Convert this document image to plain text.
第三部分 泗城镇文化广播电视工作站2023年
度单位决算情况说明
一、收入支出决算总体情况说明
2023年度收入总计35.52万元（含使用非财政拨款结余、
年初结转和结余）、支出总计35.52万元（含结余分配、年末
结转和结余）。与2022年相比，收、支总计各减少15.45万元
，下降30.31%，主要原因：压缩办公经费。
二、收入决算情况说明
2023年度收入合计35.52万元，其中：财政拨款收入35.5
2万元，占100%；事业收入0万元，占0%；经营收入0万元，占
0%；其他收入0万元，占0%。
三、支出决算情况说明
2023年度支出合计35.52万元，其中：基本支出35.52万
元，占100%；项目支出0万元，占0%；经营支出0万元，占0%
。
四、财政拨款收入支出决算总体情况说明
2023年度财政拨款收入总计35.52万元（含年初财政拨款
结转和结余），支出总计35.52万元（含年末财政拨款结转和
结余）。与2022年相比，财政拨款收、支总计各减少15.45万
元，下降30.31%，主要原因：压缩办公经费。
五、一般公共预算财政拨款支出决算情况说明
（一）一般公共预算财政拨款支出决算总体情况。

------

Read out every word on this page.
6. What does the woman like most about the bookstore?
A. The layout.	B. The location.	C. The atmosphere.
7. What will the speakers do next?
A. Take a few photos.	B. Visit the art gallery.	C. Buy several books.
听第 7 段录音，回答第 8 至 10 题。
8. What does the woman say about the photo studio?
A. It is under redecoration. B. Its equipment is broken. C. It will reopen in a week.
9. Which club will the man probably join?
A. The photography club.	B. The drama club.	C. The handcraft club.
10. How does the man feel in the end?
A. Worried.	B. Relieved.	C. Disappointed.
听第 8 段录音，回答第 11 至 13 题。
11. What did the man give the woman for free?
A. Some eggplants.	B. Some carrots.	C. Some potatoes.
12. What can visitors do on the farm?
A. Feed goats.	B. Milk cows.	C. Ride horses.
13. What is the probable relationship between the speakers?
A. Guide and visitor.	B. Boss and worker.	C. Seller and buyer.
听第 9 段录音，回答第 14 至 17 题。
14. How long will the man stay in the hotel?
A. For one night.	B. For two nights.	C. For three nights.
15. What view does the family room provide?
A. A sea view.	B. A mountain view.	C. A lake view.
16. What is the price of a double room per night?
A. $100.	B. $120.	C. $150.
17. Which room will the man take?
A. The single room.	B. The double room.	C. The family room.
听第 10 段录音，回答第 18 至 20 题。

------

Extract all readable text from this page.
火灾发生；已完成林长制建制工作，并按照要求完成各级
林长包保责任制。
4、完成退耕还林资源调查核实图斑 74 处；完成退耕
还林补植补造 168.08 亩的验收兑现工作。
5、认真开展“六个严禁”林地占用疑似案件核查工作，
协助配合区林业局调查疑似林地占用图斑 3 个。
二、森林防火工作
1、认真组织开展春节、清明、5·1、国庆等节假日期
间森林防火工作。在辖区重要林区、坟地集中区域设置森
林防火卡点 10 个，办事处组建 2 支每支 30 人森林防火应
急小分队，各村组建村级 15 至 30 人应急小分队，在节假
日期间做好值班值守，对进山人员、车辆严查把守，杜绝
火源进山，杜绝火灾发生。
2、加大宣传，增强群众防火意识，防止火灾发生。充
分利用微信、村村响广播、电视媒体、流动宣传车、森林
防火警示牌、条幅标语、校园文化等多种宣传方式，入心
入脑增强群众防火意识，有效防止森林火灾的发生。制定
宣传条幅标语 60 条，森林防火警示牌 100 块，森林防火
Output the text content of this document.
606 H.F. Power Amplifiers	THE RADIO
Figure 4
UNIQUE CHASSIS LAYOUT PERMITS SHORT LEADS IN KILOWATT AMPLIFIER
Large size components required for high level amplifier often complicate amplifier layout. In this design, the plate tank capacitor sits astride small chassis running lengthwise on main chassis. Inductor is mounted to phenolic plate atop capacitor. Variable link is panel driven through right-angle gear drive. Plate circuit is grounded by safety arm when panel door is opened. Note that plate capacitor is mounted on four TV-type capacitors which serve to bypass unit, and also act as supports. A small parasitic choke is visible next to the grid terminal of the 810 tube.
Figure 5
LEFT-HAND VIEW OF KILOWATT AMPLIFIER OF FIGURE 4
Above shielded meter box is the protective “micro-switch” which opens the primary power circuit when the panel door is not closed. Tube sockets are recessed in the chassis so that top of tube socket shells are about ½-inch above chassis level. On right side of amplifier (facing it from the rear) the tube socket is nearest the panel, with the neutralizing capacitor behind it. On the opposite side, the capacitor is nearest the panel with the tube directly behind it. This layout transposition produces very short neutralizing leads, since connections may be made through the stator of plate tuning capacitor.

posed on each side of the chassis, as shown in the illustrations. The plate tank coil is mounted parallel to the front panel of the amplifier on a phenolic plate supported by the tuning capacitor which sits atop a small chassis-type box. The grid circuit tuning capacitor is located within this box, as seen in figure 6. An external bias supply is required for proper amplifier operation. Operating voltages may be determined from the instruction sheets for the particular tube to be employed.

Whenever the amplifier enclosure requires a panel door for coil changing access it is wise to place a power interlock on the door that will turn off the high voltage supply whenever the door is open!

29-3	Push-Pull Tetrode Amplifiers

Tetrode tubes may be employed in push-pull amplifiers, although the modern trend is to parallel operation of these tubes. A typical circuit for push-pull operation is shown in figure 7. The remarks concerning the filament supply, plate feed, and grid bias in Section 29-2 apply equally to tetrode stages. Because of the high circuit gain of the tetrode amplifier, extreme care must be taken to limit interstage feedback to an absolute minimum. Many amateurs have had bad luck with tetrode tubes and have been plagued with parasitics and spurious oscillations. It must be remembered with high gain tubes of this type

------

Only the count is wanted: report how many lines of the material above hold the word "document".

(REPLY TO THE EXERCISE): 2